WORK TO COMPLETE: Repeat, word for word, each of the records shown below, without their pictures.

SUPPLIED RECORDS:
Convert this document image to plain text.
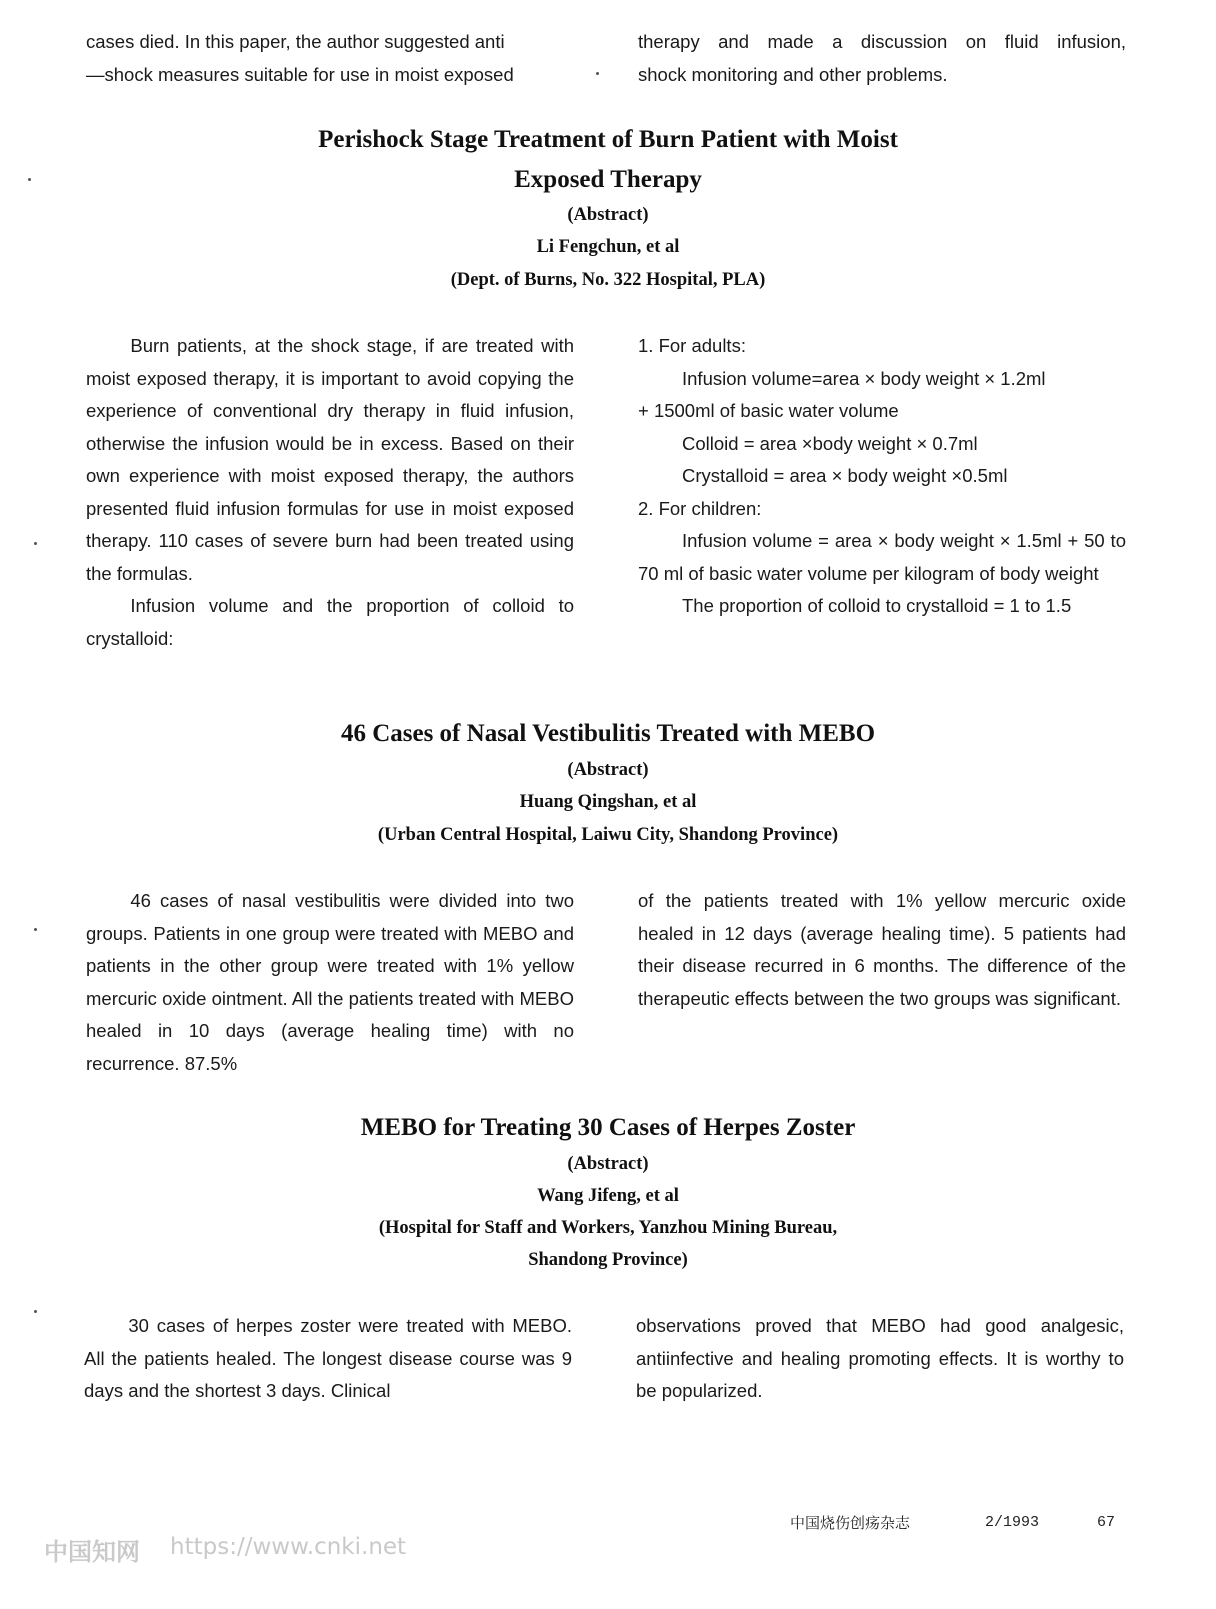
cases died. In this paper, the author suggested anti

—shock measures suitable for use in moist exposed

therapy and made a discussion on fluid infusion,

shock monitoring and other problems.

Perishock Stage Treatment of Burn Patient with Moist
Exposed Therapy
(Abstract)
Li Fengchun, et al
(Dept. of Burns, No. 322 Hospital, PLA)

Burn patients, at the shock stage, if are treated with moist exposed therapy, it is important to avoid copying the experience of conventional dry therapy in fluid infusion, otherwise the infusion would be in excess. Based on their own experience with moist exposed therapy, the authors presented fluid infusion formulas for use in moist exposed therapy. 110 cases of severe burn had been treated using the formulas.

Infusion volume and the proportion of colloid to crystalloid:

1. For adults:

Infusion volume=area × body weight × 1.2ml

+ 1500ml of basic water volume

Colloid = area ×body weight × 0.7ml

Crystalloid = area × body weight ×0.5ml

2. For children:

Infusion volume = area × body weight × 1.5ml + 50 to 70 ml of basic water volume per kilogram of body weight

The proportion of colloid to crystalloid = 1 to 1.5

46 Cases of Nasal Vestibulitis Treated with MEBO
(Abstract)
Huang Qingshan, et al
(Urban Central Hospital, Laiwu City, Shandong Province)

46 cases of nasal vestibulitis were divided into two groups. Patients in one group were treated with MEBO and patients in the other group were treated with 1% yellow mercuric oxide ointment. All the patients treated with MEBO healed in 10 days (average healing time) with no recurrence. 87.5%

of the patients treated with 1% yellow mercuric oxide healed in 12 days (average healing time). 5 patients had their disease recurred in 6 months. The difference of the therapeutic effects between the two groups was significant.

MEBO for Treating 30 Cases of Herpes Zoster
(Abstract)
Wang Jifeng, et al
(Hospital for Staff and Workers, Yanzhou Mining Bureau,
Shandong Province)

30 cases of herpes zoster were treated with MEBO. All the patients healed. The longest disease course was 9 days and the shortest 3 days. Clinical

observations proved that MEBO had good analgesic, antiinfective and healing promoting effects. It is worthy to be popularized.

中国烧伤创疡杂志	2/1993	67
中国知网 https://www.cnki.net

SOLUTION TO THIS TASK:
Convert this document image to plain text.
cases died. In this paper, the author suggested anti

—shock measures suitable for use in moist exposed

therapy and made a discussion on fluid infusion,

shock monitoring and other problems.

Perishock Stage Treatment of Burn Patient with Moist
Exposed Therapy
(Abstract)
Li Fengchun, et al
(Dept. of Burns, No. 322 Hospital, PLA)

Burn patients, at the shock stage, if are treated with moist exposed therapy, it is important to avoid copying the experience of conventional dry therapy in fluid infusion, otherwise the infusion would be in excess. Based on their own experience with moist exposed therapy, the authors presented fluid infusion formulas for use in moist exposed therapy. 110 cases of severe burn had been treated using the formulas.

Infusion volume and the proportion of colloid to crystalloid:

1. For adults:

Infusion volume=area × body weight × 1.2ml

+ 1500ml of basic water volume

Colloid = area ×body weight × 0.7ml

Crystalloid = area × body weight ×0.5ml

2. For children:

Infusion volume = area × body weight × 1.5ml + 50 to 70 ml of basic water volume per kilogram of body weight

The proportion of colloid to crystalloid = 1 to 1.5

46 Cases of Nasal Vestibulitis Treated with MEBO
(Abstract)
Huang Qingshan, et al
(Urban Central Hospital, Laiwu City, Shandong Province)

46 cases of nasal vestibulitis were divided into two groups. Patients in one group were treated with MEBO and patients in the other group were treated with 1% yellow mercuric oxide ointment. All the patients treated with MEBO healed in 10 days (average healing time) with no recurrence. 87.5%

of the patients treated with 1% yellow mercuric oxide healed in 12 days (average healing time). 5 patients had their disease recurred in 6 months. The difference of the therapeutic effects between the two groups was significant.

MEBO for Treating 30 Cases of Herpes Zoster
(Abstract)
Wang Jifeng, et al
(Hospital for Staff and Workers, Yanzhou Mining Bureau,
Shandong Province)

30 cases of herpes zoster were treated with MEBO. All the patients healed. The longest disease course was 9 days and the shortest 3 days. Clinical

observations proved that MEBO had good analgesic, antiinfective and healing promoting effects. It is worthy to be popularized.

中国烧伤创疡杂志	2/1993	67
中国知网 https://www.cnki.net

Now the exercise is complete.